Extracted records
------------------------

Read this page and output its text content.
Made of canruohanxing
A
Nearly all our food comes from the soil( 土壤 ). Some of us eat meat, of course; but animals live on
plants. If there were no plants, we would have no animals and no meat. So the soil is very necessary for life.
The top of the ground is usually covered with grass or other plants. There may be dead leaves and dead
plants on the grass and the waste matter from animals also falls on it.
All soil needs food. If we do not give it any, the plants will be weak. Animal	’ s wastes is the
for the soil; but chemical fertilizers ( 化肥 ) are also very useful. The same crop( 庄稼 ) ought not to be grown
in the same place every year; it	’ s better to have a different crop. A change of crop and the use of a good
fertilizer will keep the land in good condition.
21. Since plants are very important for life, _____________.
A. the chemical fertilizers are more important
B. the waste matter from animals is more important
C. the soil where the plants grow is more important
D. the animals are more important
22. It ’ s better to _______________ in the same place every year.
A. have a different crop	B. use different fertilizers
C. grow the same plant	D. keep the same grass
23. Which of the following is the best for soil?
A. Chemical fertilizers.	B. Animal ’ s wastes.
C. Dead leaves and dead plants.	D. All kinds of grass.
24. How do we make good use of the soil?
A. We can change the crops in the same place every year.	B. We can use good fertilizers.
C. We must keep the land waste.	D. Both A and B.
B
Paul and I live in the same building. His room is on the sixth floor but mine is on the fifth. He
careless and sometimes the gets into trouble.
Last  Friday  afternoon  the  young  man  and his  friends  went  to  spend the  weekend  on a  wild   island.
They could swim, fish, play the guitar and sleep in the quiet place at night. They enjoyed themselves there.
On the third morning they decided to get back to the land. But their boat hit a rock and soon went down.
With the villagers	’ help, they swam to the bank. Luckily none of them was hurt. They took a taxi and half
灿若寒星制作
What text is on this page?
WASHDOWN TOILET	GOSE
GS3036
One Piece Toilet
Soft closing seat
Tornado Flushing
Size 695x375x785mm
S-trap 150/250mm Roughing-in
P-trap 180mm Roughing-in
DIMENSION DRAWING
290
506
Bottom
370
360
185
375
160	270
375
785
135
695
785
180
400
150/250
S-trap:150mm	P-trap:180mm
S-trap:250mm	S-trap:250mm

------------------------

§ **What you will do**
Identify the lines that contain the string "Roughing", and copy every one of them.

§ **Answer in full**
S-trap 150/250mm Roughing-in
P-trap 180mm Roughing-in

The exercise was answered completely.